GIVEN PROBLEM
Rewrite the lines starting at the one that contains "Text: 2: 2 [32, 569, 44, 587]" and ending at the one that contains "Bar [193, 600, 215, 665]". Put "Shape" wherever "Polygon shape" appears and leave everything else as it is.

MATERIAL PROVIDED
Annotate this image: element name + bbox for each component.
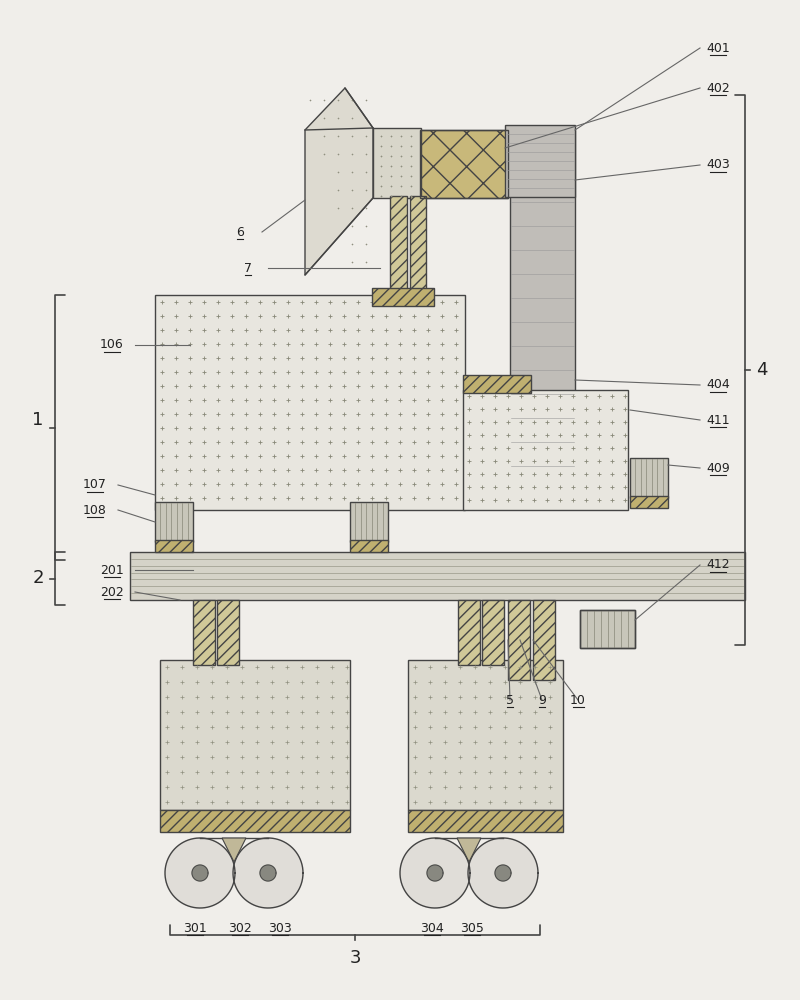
Text: 2: 2 [32, 569, 44, 587]
Polygon shape [495, 865, 511, 881]
Text: 3: 3 [350, 949, 361, 967]
Bar [463, 375, 531, 393]
Bar [155, 295, 465, 510]
Text: 1: 1 [32, 411, 44, 429]
Bar [130, 552, 745, 600]
Text: 411: 411 [706, 414, 730, 426]
Bar [155, 502, 193, 542]
Text: 304: 304 [420, 922, 444, 934]
Bar [580, 610, 635, 648]
Text: 108: 108 [83, 504, 107, 516]
Text: 6: 6 [236, 226, 244, 238]
Bar [408, 660, 563, 810]
Bar [217, 600, 239, 665]
Text: 401: 401 [706, 41, 730, 54]
Bar [350, 540, 388, 552]
Text: 409: 409 [706, 462, 730, 475]
Text: 5: 5 [506, 694, 514, 706]
Bar [463, 390, 628, 510]
Text: 10: 10 [570, 694, 586, 706]
Text: 402: 402 [706, 82, 730, 95]
Polygon shape [222, 838, 246, 862]
Text: 4: 4 [756, 361, 768, 379]
Polygon shape [192, 865, 208, 881]
Text: 403: 403 [706, 158, 730, 172]
Bar [420, 130, 508, 198]
Text: 107: 107 [83, 479, 107, 491]
Polygon shape [457, 838, 481, 862]
Polygon shape [400, 838, 470, 908]
Polygon shape [468, 838, 538, 908]
Bar [160, 660, 350, 810]
Bar [510, 130, 575, 490]
Bar [630, 458, 668, 498]
Bar [630, 496, 668, 508]
Text: 7: 7 [244, 261, 252, 274]
Text: 302: 302 [228, 922, 252, 934]
Text: 106: 106 [100, 338, 124, 352]
Text: 305: 305 [460, 922, 484, 934]
Bar [408, 810, 563, 832]
Bar [390, 196, 407, 291]
Bar [372, 288, 434, 306]
Bar [193, 600, 215, 665]
Polygon shape [427, 865, 443, 881]
Polygon shape [165, 838, 235, 908]
Text: 412: 412 [706, 558, 730, 572]
Bar [505, 125, 575, 197]
Polygon shape [260, 865, 276, 881]
Text: 9: 9 [538, 694, 546, 706]
Bar [160, 810, 350, 832]
Bar [580, 610, 635, 648]
Bar [482, 600, 504, 665]
Text: 301: 301 [183, 922, 207, 934]
Text: 201: 201 [100, 564, 124, 576]
Polygon shape [233, 838, 303, 908]
Bar [373, 128, 421, 198]
Bar [533, 600, 555, 680]
Text: 202: 202 [100, 585, 124, 598]
Polygon shape [305, 88, 373, 275]
Bar [410, 196, 426, 291]
Bar [155, 540, 193, 552]
Text: 404: 404 [706, 378, 730, 391]
Bar [458, 600, 480, 665]
Text: 303: 303 [268, 922, 292, 934]
Bar [508, 600, 530, 680]
Bar [420, 130, 508, 198]
Bar [350, 502, 388, 542]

RESULT OF THE TASK
Text: 2: 2 [32, 569, 44, 587]
Shape [495, 865, 511, 881]
Text: 3: 3 [350, 949, 361, 967]
Bar [463, 375, 531, 393]
Bar [155, 295, 465, 510]
Text: 1: 1 [32, 411, 44, 429]
Bar [130, 552, 745, 600]
Text: 411: 411 [706, 414, 730, 426]
Bar [155, 502, 193, 542]
Text: 304: 304 [420, 922, 444, 934]
Bar [580, 610, 635, 648]
Text: 108: 108 [83, 504, 107, 516]
Text: 6: 6 [236, 226, 244, 238]
Bar [408, 660, 563, 810]
Bar [217, 600, 239, 665]
Text: 401: 401 [706, 41, 730, 54]
Bar [350, 540, 388, 552]
Text: 409: 409 [706, 462, 730, 475]
Text: 5: 5 [506, 694, 514, 706]
Bar [463, 390, 628, 510]
Text: 10: 10 [570, 694, 586, 706]
Text: 402: 402 [706, 82, 730, 95]
Shape [222, 838, 246, 862]
Text: 4: 4 [756, 361, 768, 379]
Shape [192, 865, 208, 881]
Text: 403: 403 [706, 158, 730, 172]
Bar [420, 130, 508, 198]
Text: 107: 107 [83, 479, 107, 491]
Shape [457, 838, 481, 862]
Shape [400, 838, 470, 908]
Shape [468, 838, 538, 908]
Bar [160, 660, 350, 810]
Bar [510, 130, 575, 490]
Bar [630, 458, 668, 498]
Bar [630, 496, 668, 508]
Text: 7: 7 [244, 261, 252, 274]
Text: 302: 302 [228, 922, 252, 934]
Text: 106: 106 [100, 338, 124, 352]
Text: 305: 305 [460, 922, 484, 934]
Bar [408, 810, 563, 832]
Bar [390, 196, 407, 291]
Bar [372, 288, 434, 306]
Bar [193, 600, 215, 665]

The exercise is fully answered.